- Requirement:
Retype each line exactly. Skip images.

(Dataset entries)
## start

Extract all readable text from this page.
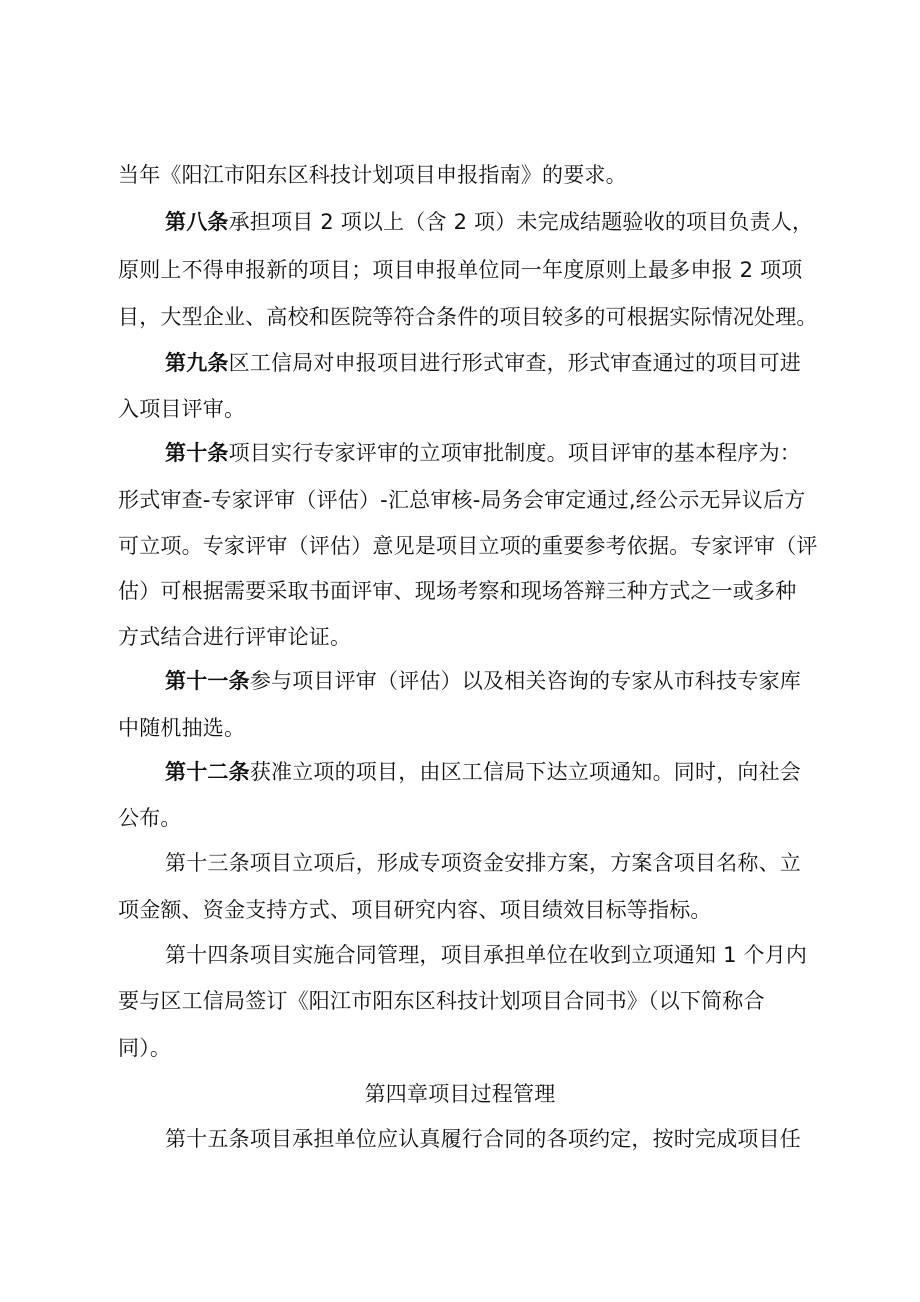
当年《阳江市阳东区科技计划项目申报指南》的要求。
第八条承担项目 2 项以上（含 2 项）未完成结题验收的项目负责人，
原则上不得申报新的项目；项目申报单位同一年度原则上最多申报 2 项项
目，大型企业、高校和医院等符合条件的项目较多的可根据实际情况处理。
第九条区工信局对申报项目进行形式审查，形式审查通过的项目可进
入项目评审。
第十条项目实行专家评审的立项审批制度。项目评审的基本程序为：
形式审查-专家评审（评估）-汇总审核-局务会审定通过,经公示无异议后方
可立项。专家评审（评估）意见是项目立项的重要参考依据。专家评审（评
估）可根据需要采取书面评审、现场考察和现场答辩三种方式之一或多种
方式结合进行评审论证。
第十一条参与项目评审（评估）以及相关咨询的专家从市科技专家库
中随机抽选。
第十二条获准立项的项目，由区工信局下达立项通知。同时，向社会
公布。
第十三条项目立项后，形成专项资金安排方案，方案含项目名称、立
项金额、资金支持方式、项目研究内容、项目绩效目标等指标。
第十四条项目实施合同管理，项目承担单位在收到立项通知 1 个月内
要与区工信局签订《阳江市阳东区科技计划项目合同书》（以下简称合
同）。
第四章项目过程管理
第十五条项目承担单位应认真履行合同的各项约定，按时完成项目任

## end

- Full response:
Extract all readable text from this page.
当年《阳江市阳东区科技计划项目申报指南》的要求。
第八条承担项目 2 项以上（含 2 项）未完成结题验收的项目负责人，
原则上不得申报新的项目；项目申报单位同一年度原则上最多申报 2 项项
目，大型企业、高校和医院等符合条件的项目较多的可根据实际情况处理。
第九条区工信局对申报项目进行形式审查，形式审查通过的项目可进
入项目评审。
第十条项目实行专家评审的立项审批制度。项目评审的基本程序为：
形式审查-专家评审（评估）-汇总审核-局务会审定通过,经公示无异议后方
可立项。专家评审（评估）意见是项目立项的重要参考依据。专家评审（评
估）可根据需要采取书面评审、现场考察和现场答辩三种方式之一或多种
方式结合进行评审论证。
第十一条参与项目评审（评估）以及相关咨询的专家从市科技专家库
中随机抽选。
第十二条获准立项的项目，由区工信局下达立项通知。同时，向社会
公布。
第十三条项目立项后，形成专项资金安排方案，方案含项目名称、立
项金额、资金支持方式、项目研究内容、项目绩效目标等指标。
第十四条项目实施合同管理，项目承担单位在收到立项通知 1 个月内
要与区工信局签订《阳江市阳东区科技计划项目合同书》（以下简称合
同）。
第四章项目过程管理
第十五条项目承担单位应认真履行合同的各项约定，按时完成项目任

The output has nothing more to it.